> Set task:
Examine the material below. Gather every line in which the string "rectangles" appears.
------------------------------------------------
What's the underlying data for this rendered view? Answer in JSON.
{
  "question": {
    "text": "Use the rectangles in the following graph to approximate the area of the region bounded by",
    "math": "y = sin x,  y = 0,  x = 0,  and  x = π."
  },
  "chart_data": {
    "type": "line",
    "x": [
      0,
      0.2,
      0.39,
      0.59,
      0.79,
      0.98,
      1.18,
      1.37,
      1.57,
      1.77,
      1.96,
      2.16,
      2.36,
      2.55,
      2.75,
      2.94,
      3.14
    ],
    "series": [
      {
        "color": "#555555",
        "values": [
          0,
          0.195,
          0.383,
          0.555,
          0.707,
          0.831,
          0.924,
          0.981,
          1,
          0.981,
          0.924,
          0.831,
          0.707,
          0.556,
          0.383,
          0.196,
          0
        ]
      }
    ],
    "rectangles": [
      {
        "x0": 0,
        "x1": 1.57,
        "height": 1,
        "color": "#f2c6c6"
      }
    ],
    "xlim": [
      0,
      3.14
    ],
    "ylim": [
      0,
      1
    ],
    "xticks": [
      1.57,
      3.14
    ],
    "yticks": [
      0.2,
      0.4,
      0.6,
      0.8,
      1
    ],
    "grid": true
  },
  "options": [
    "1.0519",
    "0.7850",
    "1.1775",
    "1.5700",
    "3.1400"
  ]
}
------------------------------------------------
> Complete answer:
    "text": "Use the rectangles in the following graph to approximate the area of the region bounded by",
    "rectangles": [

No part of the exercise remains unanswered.